*DATA LINES:*

________________________________________

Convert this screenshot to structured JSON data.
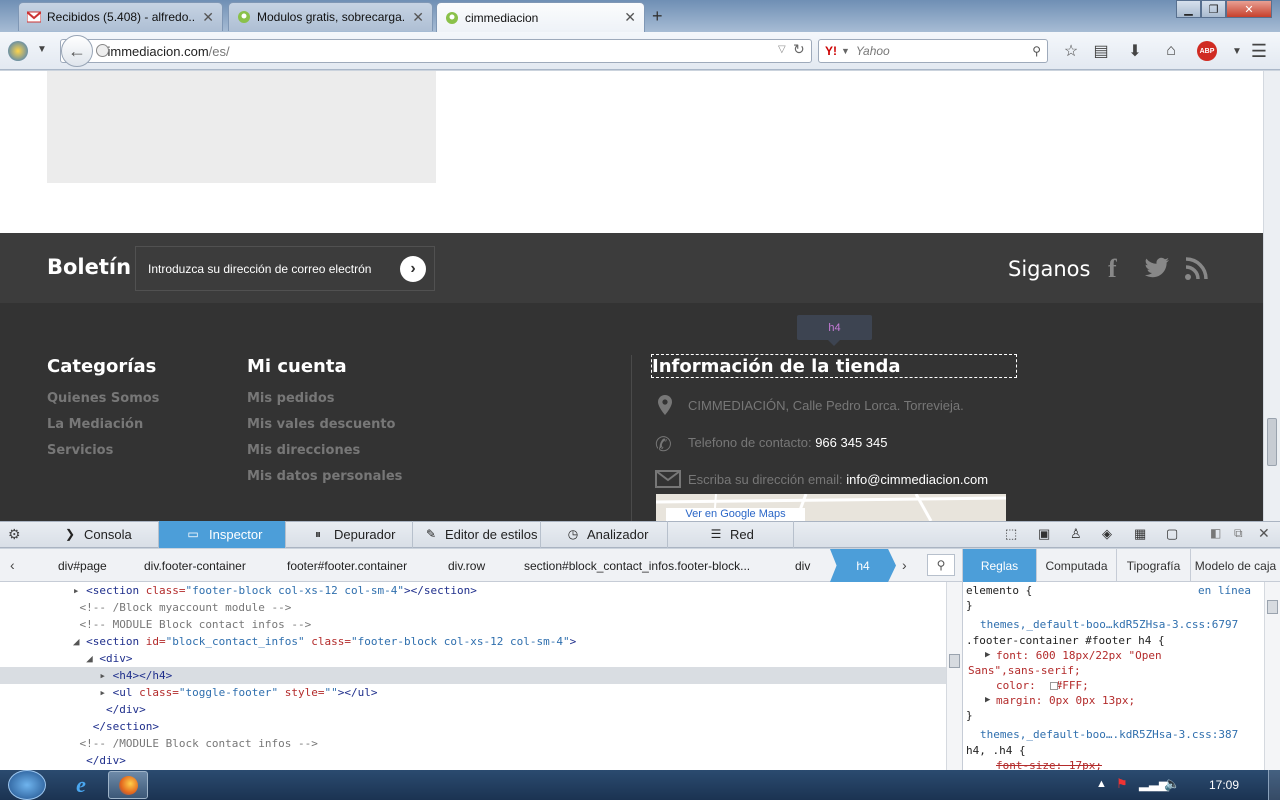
{
  "tabs": [
    {
      "label": "Recibidos (5.408) - alfredo...",
      "icon": "gmail-icon"
    },
    {
      "label": "Modulos gratis, sobrecarga...",
      "icon": "prestashop-icon"
    },
    {
      "label": "cimmediacion",
      "icon": "prestashop-icon"
    }
  ],
  "url": {
    "host": "cimmediacion.com",
    "path": "/es/"
  },
  "search": {
    "engine": "Y!",
    "placeholder": "Yahoo"
  },
  "newsletter": {
    "title": "Boletín",
    "placeholder": "Introduzca su dirección de correo electrón",
    "follow": "Siganos"
  },
  "footer": {
    "tooltip": "h4",
    "categorias": {
      "title": "Categorías",
      "items": [
        "Quienes Somos",
        "La Mediación",
        "Servicios"
      ]
    },
    "cuenta": {
      "title": "Mi cuenta",
      "items": [
        "Mis pedidos",
        "Mis vales descuento",
        "Mis direcciones",
        "Mis datos personales"
      ]
    },
    "info": {
      "title": "Información de la tienda",
      "address": "CIMMEDIACIÓN, Calle Pedro Lorca. Torrevieja.",
      "phone_label": "Telefono de contacto: ",
      "phone": "966 345 345",
      "email_label": "Escriba su dirección email: ",
      "email": "info@cimmediacion.com",
      "maps_link": "Ver en Google Maps"
    }
  },
  "devtools": {
    "tabs": [
      "Consola",
      "Inspector",
      "Depurador",
      "Editor de estilos",
      "Analizador",
      "Red"
    ],
    "selected_tab": "Inspector",
    "breadcrumbs": [
      "div#page",
      "div.footer-container",
      "footer#footer.container",
      "div.row",
      "section#block_contact_infos.footer-block...",
      "div",
      "h4"
    ],
    "rule_tabs": [
      "Reglas",
      "Computada",
      "Tipografía",
      "Modelo de caja"
    ],
    "markup": [
      {
        "pre": "  ",
        "open": "▸",
        "t1": "<section ",
        "a1": "class=",
        "v1": "\"footer-block col-xs-12 col-sm-4\"",
        "t2": "></section>"
      },
      {
        "pre": "   ",
        "cm": "<!-- /Block myaccount module -->"
      },
      {
        "pre": "   ",
        "cm": "<!-- MODULE Block contact infos -->"
      },
      {
        "pre": "  ",
        "open": "◢",
        "t1": "<section ",
        "a1": "id=",
        "v1": "\"block_contact_infos\"",
        "a2": " class=",
        "v2": "\"footer-block col-xs-12 col-sm-4\"",
        "t2": ">"
      },
      {
        "pre": "    ",
        "open": "◢",
        "t1": "<div>"
      },
      {
        "pre": "      ",
        "open": "▸",
        "t1": "<h4></h4>"
      },
      {
        "pre": "      ",
        "open": "▸",
        "t1": "<ul ",
        "a1": "class=",
        "v1": "\"toggle-footer\"",
        "a2": " style=",
        "v2": "\"\"",
        "t2": "></ul>"
      },
      {
        "pre": "       ",
        "t1": "</div>"
      },
      {
        "pre": "     ",
        "t1": "</section>"
      },
      {
        "pre": "   ",
        "cm": "<!-- /MODULE Block contact infos -->"
      },
      {
        "pre": "    ",
        "t1": "</div>"
      }
    ],
    "rules": {
      "element": "elemento {",
      "inline": "en línea",
      "close": "}",
      "src1": "themes,_default-boo…kdR5ZHsa-3.css:6797",
      "sel1": ".footer-container #footer h4 {",
      "p1": "font: 600 18px/22px \"Open",
      "p1b": "Sans\",sans-serif;",
      "p2": "color:   #FFF;",
      "p3": "margin: 0px 0px 13px;",
      "src2": "themes,_default-boo….kdR5ZHsa-3.css:387",
      "sel2": "h4, .h4 {",
      "p4": "font-size: 17px;"
    }
  },
  "clock": "17:09"
}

________________________________________

*DIRECTION:*
Leave the pictures out and copy the rest of the data exactly.

*CORRECT RESPONSE:*
Convert this screenshot to structured JSON data.
{
  "tabs": [
    {
      "label": "Recibidos (5.408) - alfredo...",
      "icon": "gmail-icon"
    },
    {
      "label": "Modulos gratis, sobrecarga...",
      "icon": "prestashop-icon"
    },
    {
      "label": "cimmediacion",
      "icon": "prestashop-icon"
    }
  ],
  "url": {
    "host": "cimmediacion.com",
    "path": "/es/"
  },
  "search": {
    "engine": "Y!",
    "placeholder": "Yahoo"
  },
  "newsletter": {
    "title": "Boletín",
    "placeholder": "Introduzca su dirección de correo electrón",
    "follow": "Siganos"
  },
  "footer": {
    "tooltip": "h4",
    "categorias": {
      "title": "Categorías",
      "items": [
        "Quienes Somos",
        "La Mediación",
        "Servicios"
      ]
    },
    "cuenta": {
      "title": "Mi cuenta",
      "items": [
        "Mis pedidos",
        "Mis vales descuento",
        "Mis direcciones",
        "Mis datos personales"
      ]
    },
    "info": {
      "title": "Información de la tienda",
      "address": "CIMMEDIACIÓN, Calle Pedro Lorca. Torrevieja.",
      "phone_label": "Telefono de contacto: ",
      "phone": "966 345 345",
      "email_label": "Escriba su dirección email: ",
      "email": "info@cimmediacion.com",
      "maps_link": "Ver en Google Maps"
    }
  },
  "devtools": {
    "tabs": [
      "Consola",
      "Inspector",
      "Depurador",
      "Editor de estilos",
      "Analizador",
      "Red"
    ],
    "selected_tab": "Inspector",
    "breadcrumbs": [
      "div#page",
      "div.footer-container",
      "footer#footer.container",
      "div.row",
      "section#block_contact_infos.footer-block...",
      "div",
      "h4"
    ],
    "rule_tabs": [
      "Reglas",
      "Computada",
      "Tipografía",
      "Modelo de caja"
    ],
    "markup": [
      {
        "pre": "  ",
        "open": "▸",
        "t1": "<section ",
        "a1": "class=",
        "v1": "\"footer-block col-xs-12 col-sm-4\"",
        "t2": "></section>"
      },
      {
        "pre": "   ",
        "cm": "<!-- /Block myaccount module -->"
      },
      {
        "pre": "   ",
        "cm": "<!-- MODULE Block contact infos -->"
      },
      {
        "pre": "  ",
        "open": "◢",
        "t1": "<section ",
        "a1": "id=",
        "v1": "\"block_contact_infos\"",
        "a2": " class=",
        "v2": "\"footer-block col-xs-12 col-sm-4\"",
        "t2": ">"
      },
      {
        "pre": "    ",
        "open": "◢",
        "t1": "<div>"
      },
      {
        "pre": "      ",
        "open": "▸",
        "t1": "<h4></h4>"
      },
      {
        "pre": "      ",
        "open": "▸",
        "t1": "<ul ",
        "a1": "class=",
        "v1": "\"toggle-footer\"",
        "a2": " style=",
        "v2": "\"\"",
        "t2": "></ul>"
      },
      {
        "pre": "       ",
        "t1": "</div>"
      },
      {
        "pre": "     ",
        "t1": "</section>"
      },
      {
        "pre": "   ",
        "cm": "<!-- /MODULE Block contact infos -->"
      },
      {
        "pre": "    ",
        "t1": "</div>"
      }
    ],
    "rules": {
      "element": "elemento {",
      "inline": "en línea",
      "close": "}",
      "src1": "themes,_default-boo…kdR5ZHsa-3.css:6797",
      "sel1": ".footer-container #footer h4 {",
      "p1": "font: 600 18px/22px \"Open",
      "p1b": "Sans\",sans-serif;",
      "p2": "color:   #FFF;",
      "p3": "margin: 0px 0px 13px;",
      "src2": "themes,_default-boo….kdR5ZHsa-3.css:387",
      "sel2": "h4, .h4 {",
      "p4": "font-size: 17px;"
    }
  },
  "clock": "17:09"
}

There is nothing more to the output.